Repeat exactly each line of the data provided below.

━━━━━━━━━━━━━━━━━━━━

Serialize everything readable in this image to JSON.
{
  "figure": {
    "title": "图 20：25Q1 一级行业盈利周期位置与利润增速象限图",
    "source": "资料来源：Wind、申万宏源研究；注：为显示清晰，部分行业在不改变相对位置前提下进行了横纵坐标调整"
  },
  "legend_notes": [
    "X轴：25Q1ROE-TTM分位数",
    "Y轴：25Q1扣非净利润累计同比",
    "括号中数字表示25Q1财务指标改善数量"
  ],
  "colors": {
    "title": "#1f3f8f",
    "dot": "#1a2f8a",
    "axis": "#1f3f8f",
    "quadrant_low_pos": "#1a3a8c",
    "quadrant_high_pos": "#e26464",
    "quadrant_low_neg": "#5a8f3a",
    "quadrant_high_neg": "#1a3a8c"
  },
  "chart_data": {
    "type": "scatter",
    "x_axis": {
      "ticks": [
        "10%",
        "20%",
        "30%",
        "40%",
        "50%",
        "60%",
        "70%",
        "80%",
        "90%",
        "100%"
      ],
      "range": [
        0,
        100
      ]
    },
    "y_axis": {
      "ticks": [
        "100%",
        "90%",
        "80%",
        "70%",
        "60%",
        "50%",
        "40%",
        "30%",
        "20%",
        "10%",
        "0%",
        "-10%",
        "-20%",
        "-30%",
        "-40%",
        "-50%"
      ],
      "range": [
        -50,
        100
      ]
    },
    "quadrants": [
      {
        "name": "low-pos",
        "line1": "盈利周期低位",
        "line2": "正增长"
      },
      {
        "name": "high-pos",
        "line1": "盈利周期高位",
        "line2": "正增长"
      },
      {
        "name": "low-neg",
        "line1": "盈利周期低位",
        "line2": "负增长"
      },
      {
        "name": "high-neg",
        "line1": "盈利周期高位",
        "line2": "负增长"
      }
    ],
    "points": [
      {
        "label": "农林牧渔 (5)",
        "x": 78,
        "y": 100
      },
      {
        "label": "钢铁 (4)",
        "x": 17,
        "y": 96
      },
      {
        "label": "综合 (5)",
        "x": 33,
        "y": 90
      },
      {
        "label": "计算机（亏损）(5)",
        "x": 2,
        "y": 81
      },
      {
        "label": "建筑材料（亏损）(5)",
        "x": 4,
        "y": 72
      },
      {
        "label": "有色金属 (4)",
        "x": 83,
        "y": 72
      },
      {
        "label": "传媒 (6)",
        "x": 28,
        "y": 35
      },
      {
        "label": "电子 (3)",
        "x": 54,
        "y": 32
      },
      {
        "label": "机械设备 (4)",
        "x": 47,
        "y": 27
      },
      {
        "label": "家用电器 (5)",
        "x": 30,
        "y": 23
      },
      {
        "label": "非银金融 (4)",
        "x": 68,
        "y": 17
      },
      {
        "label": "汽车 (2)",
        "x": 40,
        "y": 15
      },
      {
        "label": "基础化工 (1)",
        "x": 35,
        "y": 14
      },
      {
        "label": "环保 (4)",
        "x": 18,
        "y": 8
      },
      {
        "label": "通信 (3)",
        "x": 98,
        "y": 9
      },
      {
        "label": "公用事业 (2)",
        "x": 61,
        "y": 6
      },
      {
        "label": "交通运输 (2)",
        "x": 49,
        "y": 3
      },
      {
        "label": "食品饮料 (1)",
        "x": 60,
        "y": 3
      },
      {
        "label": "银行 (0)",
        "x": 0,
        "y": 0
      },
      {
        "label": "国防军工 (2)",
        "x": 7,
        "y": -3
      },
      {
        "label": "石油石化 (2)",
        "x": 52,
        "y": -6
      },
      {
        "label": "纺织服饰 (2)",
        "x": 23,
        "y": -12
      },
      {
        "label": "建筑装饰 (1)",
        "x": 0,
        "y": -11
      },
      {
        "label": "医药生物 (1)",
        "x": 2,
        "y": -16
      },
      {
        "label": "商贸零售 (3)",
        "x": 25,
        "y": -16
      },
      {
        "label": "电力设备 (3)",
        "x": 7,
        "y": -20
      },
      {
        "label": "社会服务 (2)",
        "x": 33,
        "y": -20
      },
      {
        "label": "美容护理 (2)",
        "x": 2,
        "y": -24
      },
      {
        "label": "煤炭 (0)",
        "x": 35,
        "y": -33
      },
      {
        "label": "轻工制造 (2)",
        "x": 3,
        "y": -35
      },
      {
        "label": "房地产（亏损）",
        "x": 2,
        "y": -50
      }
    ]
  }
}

━━━━━━━━━━━━━━━━━━━━

_Exercise answer_:
Serialize everything readable in this image to JSON.
{
  "figure": {
    "title": "图 20：25Q1 一级行业盈利周期位置与利润增速象限图",
    "source": "资料来源：Wind、申万宏源研究；注：为显示清晰，部分行业在不改变相对位置前提下进行了横纵坐标调整"
  },
  "legend_notes": [
    "X轴：25Q1ROE-TTM分位数",
    "Y轴：25Q1扣非净利润累计同比",
    "括号中数字表示25Q1财务指标改善数量"
  ],
  "colors": {
    "title": "#1f3f8f",
    "dot": "#1a2f8a",
    "axis": "#1f3f8f",
    "quadrant_low_pos": "#1a3a8c",
    "quadrant_high_pos": "#e26464",
    "quadrant_low_neg": "#5a8f3a",
    "quadrant_high_neg": "#1a3a8c"
  },
  "chart_data": {
    "type": "scatter",
    "x_axis": {
      "ticks": [
        "10%",
        "20%",
        "30%",
        "40%",
        "50%",
        "60%",
        "70%",
        "80%",
        "90%",
        "100%"
      ],
      "range": [
        0,
        100
      ]
    },
    "y_axis": {
      "ticks": [
        "100%",
        "90%",
        "80%",
        "70%",
        "60%",
        "50%",
        "40%",
        "30%",
        "20%",
        "10%",
        "0%",
        "-10%",
        "-20%",
        "-30%",
        "-40%",
        "-50%"
      ],
      "range": [
        -50,
        100
      ]
    },
    "quadrants": [
      {
        "name": "low-pos",
        "line1": "盈利周期低位",
        "line2": "正增长"
      },
      {
        "name": "high-pos",
        "line1": "盈利周期高位",
        "line2": "正增长"
      },
      {
        "name": "low-neg",
        "line1": "盈利周期低位",
        "line2": "负增长"
      },
      {
        "name": "high-neg",
        "line1": "盈利周期高位",
        "line2": "负增长"
      }
    ],
    "points": [
      {
        "label": "农林牧渔 (5)",
        "x": 78,
        "y": 100
      },
      {
        "label": "钢铁 (4)",
        "x": 17,
        "y": 96
      },
      {
        "label": "综合 (5)",
        "x": 33,
        "y": 90
      },
      {
        "label": "计算机（亏损）(5)",
        "x": 2,
        "y": 81
      },
      {
        "label": "建筑材料（亏损）(5)",
        "x": 4,
        "y": 72
      },
      {
        "label": "有色金属 (4)",
        "x": 83,
        "y": 72
      },
      {
        "label": "传媒 (6)",
        "x": 28,
        "y": 35
      },
      {
        "label": "电子 (3)",
        "x": 54,
        "y": 32
      },
      {
        "label": "机械设备 (4)",
        "x": 47,
        "y": 27
      },
      {
        "label": "家用电器 (5)",
        "x": 30,
        "y": 23
      },
      {
        "label": "非银金融 (4)",
        "x": 68,
        "y": 17
      },
      {
        "label": "汽车 (2)",
        "x": 40,
        "y": 15
      },
      {
        "label": "基础化工 (1)",
        "x": 35,
        "y": 14
      },
      {
        "label": "环保 (4)",
        "x": 18,
        "y": 8
      },
      {
        "label": "通信 (3)",
        "x": 98,
        "y": 9
      },
      {
        "label": "公用事业 (2)",
        "x": 61,
        "y": 6
      },
      {
        "label": "交通运输 (2)",
        "x": 49,
        "y": 3
      },
      {
        "label": "食品饮料 (1)",
        "x": 60,
        "y": 3
      },
      {
        "label": "银行 (0)",
        "x": 0,
        "y": 0
      },
      {
        "label": "国防军工 (2)",
        "x": 7,
        "y": -3
      },
      {
        "label": "石油石化 (2)",
        "x": 52,
        "y": -6
      },
      {
        "label": "纺织服饰 (2)",
        "x": 23,
        "y": -12
      },
      {
        "label": "建筑装饰 (1)",
        "x": 0,
        "y": -11
      },
      {
        "label": "医药生物 (1)",
        "x": 2,
        "y": -16
      },
      {
        "label": "商贸零售 (3)",
        "x": 25,
        "y": -16
      },
      {
        "label": "电力设备 (3)",
        "x": 7,
        "y": -20
      },
      {
        "label": "社会服务 (2)",
        "x": 33,
        "y": -20
      },
      {
        "label": "美容护理 (2)",
        "x": 2,
        "y": -24
      },
      {
        "label": "煤炭 (0)",
        "x": 35,
        "y": -33
      },
      {
        "label": "轻工制造 (2)",
        "x": 3,
        "y": -35
      },
      {
        "label": "房地产（亏损）",
        "x": 2,
        "y": -50
      }
    ]
  }
}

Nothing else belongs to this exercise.